START DATASET RECORDS
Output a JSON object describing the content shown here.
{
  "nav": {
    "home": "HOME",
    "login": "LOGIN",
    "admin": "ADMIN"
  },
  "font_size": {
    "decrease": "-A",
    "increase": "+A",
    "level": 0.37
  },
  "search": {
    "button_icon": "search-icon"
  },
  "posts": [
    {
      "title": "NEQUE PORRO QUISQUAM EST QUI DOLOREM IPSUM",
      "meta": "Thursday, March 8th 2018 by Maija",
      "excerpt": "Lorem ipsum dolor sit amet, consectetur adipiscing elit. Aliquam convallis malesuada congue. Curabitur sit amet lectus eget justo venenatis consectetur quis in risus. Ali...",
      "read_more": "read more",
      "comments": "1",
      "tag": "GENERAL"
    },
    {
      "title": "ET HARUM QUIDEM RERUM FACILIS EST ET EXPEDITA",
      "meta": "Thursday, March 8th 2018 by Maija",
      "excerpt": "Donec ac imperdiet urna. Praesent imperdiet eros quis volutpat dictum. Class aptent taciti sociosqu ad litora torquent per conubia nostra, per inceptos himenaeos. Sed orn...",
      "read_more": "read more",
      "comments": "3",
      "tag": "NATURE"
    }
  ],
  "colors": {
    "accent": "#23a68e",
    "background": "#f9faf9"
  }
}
END DATASET RECORDS
START DATASET RECORDS
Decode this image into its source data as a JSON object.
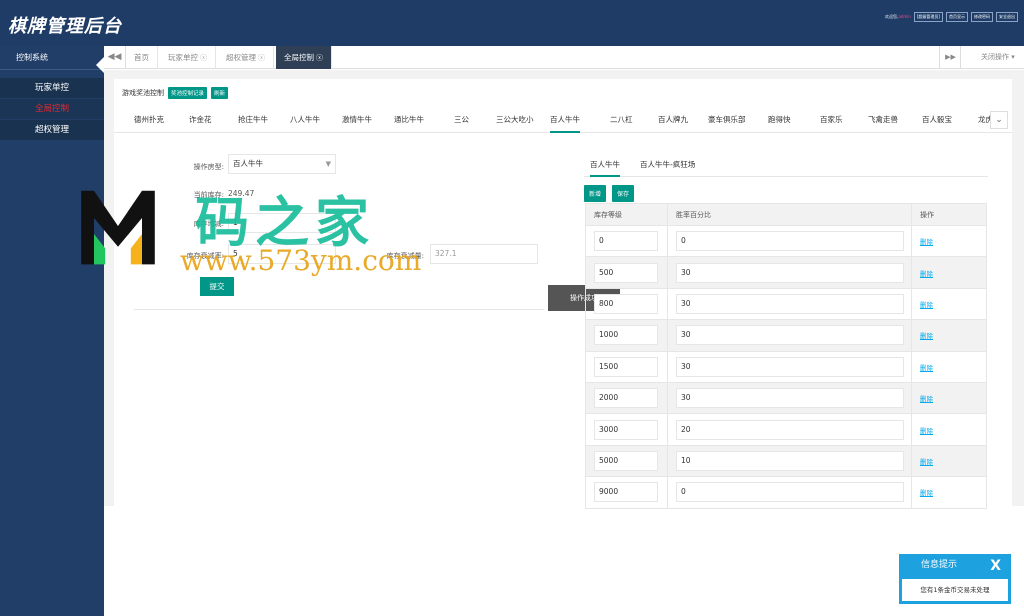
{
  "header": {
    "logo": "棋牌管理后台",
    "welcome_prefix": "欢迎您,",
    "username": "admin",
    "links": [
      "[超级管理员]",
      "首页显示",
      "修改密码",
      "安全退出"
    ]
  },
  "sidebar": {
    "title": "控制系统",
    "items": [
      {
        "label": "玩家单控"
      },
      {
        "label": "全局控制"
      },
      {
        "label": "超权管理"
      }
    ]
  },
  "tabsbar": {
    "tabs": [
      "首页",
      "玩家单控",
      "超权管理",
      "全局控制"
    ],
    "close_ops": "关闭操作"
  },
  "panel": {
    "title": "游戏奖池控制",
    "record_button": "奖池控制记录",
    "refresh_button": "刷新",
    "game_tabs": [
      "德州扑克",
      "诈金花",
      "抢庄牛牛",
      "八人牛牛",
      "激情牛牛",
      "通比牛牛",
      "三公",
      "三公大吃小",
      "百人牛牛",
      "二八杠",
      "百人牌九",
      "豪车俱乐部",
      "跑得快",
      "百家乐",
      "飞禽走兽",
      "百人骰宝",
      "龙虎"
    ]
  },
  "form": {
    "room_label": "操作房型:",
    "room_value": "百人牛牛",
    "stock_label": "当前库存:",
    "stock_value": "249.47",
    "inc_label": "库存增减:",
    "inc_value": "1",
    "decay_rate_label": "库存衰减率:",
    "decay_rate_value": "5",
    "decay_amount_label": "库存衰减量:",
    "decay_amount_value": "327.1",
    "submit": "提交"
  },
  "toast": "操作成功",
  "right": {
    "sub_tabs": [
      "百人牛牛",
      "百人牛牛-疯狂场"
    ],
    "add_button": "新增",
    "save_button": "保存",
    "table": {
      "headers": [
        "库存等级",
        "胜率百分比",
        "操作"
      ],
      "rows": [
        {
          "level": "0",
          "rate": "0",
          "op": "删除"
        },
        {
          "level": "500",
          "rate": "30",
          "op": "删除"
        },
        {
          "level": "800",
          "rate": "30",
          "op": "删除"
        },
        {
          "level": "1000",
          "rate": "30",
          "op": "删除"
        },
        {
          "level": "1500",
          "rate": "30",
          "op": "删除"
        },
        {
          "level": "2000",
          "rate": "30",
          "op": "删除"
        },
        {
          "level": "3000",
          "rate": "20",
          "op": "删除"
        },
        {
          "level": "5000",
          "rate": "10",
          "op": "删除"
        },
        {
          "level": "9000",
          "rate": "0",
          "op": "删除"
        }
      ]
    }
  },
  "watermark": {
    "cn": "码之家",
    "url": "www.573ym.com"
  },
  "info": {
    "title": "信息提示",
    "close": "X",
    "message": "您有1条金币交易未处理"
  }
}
END DATASET RECORDS
» TASK TO COMPLETE
Pick out the lines containing the word "excerpt" and show them.

» SOLUTION TO THIS PROBLEM
      "excerpt": "Lorem ipsum dolor sit amet, consectetur adipiscing elit. Aliquam convallis malesuada congue. Curabitur sit amet lectus eget justo venenatis consectetur quis in risus. Ali...",
      "excerpt": "Donec ac imperdiet urna. Praesent imperdiet eros quis volutpat dictum. Class aptent taciti sociosqu ad litora torquent per conubia nostra, per inceptos himenaeos. Sed orn...",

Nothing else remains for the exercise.